WHAT YOU NEED TO DO. Repeat each line of the material exactly.

— START OF STORED RECORDS —

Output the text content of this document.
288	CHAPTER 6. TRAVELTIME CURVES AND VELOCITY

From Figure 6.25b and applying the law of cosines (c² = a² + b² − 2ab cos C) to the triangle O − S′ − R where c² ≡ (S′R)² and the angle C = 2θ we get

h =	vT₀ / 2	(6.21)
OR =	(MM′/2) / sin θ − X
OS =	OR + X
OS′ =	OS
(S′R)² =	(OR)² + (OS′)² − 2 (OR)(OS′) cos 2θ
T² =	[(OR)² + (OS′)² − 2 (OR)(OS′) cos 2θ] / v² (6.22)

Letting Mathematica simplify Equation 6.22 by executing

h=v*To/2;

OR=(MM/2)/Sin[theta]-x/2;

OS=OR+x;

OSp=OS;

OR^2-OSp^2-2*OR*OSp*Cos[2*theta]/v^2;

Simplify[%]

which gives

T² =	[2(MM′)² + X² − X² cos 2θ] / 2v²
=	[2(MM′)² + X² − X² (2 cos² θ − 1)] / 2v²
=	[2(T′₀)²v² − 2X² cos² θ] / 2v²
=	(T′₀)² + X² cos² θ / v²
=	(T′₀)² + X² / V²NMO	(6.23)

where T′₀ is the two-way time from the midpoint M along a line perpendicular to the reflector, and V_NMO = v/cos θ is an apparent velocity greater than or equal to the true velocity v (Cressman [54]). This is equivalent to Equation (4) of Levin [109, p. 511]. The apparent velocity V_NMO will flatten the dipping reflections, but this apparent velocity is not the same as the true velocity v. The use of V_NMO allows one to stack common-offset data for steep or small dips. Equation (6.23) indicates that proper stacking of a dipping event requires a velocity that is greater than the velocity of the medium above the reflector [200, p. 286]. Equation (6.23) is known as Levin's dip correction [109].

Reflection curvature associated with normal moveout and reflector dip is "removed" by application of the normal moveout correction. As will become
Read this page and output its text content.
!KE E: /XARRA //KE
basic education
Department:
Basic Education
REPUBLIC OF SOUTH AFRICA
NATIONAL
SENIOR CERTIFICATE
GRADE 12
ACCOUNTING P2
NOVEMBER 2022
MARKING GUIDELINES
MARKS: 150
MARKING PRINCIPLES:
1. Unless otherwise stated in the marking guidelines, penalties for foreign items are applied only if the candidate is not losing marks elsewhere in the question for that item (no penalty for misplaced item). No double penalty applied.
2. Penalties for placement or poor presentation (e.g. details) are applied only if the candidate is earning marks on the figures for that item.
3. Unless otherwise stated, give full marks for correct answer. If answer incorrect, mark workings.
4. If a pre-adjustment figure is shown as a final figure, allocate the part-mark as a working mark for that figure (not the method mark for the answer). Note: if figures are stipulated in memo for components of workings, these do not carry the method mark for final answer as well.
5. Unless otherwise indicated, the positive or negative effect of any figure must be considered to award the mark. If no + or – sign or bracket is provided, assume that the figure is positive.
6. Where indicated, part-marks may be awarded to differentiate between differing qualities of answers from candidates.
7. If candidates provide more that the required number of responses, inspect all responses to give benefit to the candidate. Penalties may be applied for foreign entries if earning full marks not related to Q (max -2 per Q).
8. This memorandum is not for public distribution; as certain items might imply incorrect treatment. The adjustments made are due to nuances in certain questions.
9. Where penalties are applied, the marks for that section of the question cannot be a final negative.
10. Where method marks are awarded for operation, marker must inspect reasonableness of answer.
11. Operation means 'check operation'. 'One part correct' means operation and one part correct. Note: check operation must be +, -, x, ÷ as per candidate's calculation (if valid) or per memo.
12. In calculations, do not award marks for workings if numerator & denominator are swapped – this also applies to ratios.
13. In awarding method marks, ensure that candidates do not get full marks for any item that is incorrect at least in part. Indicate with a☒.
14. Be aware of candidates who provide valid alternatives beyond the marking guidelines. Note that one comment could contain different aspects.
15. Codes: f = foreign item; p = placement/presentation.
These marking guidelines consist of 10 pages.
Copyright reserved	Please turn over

— END OF STORED RECORDS —

SOLUTION.
Output the text content of this document.
288	CHAPTER 6. TRAVELTIME CURVES AND VELOCITY

From Figure 6.25b and applying the law of cosines (c² = a² + b² − 2ab cos C) to the triangle O − S′ − R where c² ≡ (S′R)² and the angle C = 2θ we get

h =	vT₀ / 2	(6.21)
OR =	(MM′/2) / sin θ − X
OS =	OR + X
OS′ =	OS
(S′R)² =	(OR)² + (OS′)² − 2 (OR)(OS′) cos 2θ
T² =	[(OR)² + (OS′)² − 2 (OR)(OS′) cos 2θ] / v² (6.22)

Letting Mathematica simplify Equation 6.22 by executing

h=v*To/2;

OR=(MM/2)/Sin[theta]-x/2;

OS=OR+x;

OSp=OS;

OR^2-OSp^2-2*OR*OSp*Cos[2*theta]/v^2;

Simplify[%]

which gives

T² =	[2(MM′)² + X² − X² cos 2θ] / 2v²
=	[2(MM′)² + X² − X² (2 cos² θ − 1)] / 2v²
=	[2(T′₀)²v² − 2X² cos² θ] / 2v²
=	(T′₀)² + X² cos² θ / v²
=	(T′₀)² + X² / V²NMO	(6.23)

where T′₀ is the two-way time from the midpoint M along a line perpendicular to the reflector, and V_NMO = v/cos θ is an apparent velocity greater than or equal to the true velocity v (Cressman [54]). This is equivalent to Equation (4) of Levin [109, p. 511]. The apparent velocity V_NMO will flatten the dipping reflections, but this apparent velocity is not the same as the true velocity v. The use of V_NMO allows one to stack common-offset data for steep or small dips. Equation (6.23) indicates that proper stacking of a dipping event requires a velocity that is greater than the velocity of the medium above the reflector [200, p. 286]. Equation (6.23) is known as Levin's dip correction [109].

Reflection curvature associated with normal moveout and reflector dip is "removed" by application of the normal moveout correction. As will become
Read this page and output its text content.
!KE E: /XARRA //KE
basic education
Department:
Basic Education
REPUBLIC OF SOUTH AFRICA
NATIONAL
SENIOR CERTIFICATE
GRADE 12
ACCOUNTING P2
NOVEMBER 2022
MARKING GUIDELINES
MARKS: 150
MARKING PRINCIPLES:
1. Unless otherwise stated in the marking guidelines, penalties for foreign items are applied only if the candidate is not losing marks elsewhere in the question for that item (no penalty for misplaced item). No double penalty applied.
2. Penalties for placement or poor presentation (e.g. details) are applied only if the candidate is earning marks on the figures for that item.
3. Unless otherwise stated, give full marks for correct answer. If answer incorrect, mark workings.
4. If a pre-adjustment figure is shown as a final figure, allocate the part-mark as a working mark for that figure (not the method mark for the answer). Note: if figures are stipulated in memo for components of workings, these do not carry the method mark for final answer as well.
5. Unless otherwise indicated, the positive or negative effect of any figure must be considered to award the mark. If no + or – sign or bracket is provided, assume that the figure is positive.
6. Where indicated, part-marks may be awarded to differentiate between differing qualities of answers from candidates.
7. If candidates provide more that the required number of responses, inspect all responses to give benefit to the candidate. Penalties may be applied for foreign entries if earning full marks not related to Q (max -2 per Q).
8. This memorandum is not for public distribution; as certain items might imply incorrect treatment. The adjustments made are due to nuances in certain questions.
9. Where penalties are applied, the marks for that section of the question cannot be a final negative.
10. Where method marks are awarded for operation, marker must inspect reasonableness of answer.
11. Operation means 'check operation'. 'One part correct' means operation and one part correct. Note: check operation must be +, -, x, ÷ as per candidate's calculation (if valid) or per memo.
12. In calculations, do not award marks for workings if numerator & denominator are swapped – this also applies to ratios.
13. In awarding method marks, ensure that candidates do not get full marks for any item that is incorrect at least in part. Indicate with a☒.
14. Be aware of candidates who provide valid alternatives beyond the marking guidelines. Note that one comment could contain different aspects.
15. Codes: f = foreign item; p = placement/presentation.
These marking guidelines consist of 10 pages.
Copyright reserved	Please turn over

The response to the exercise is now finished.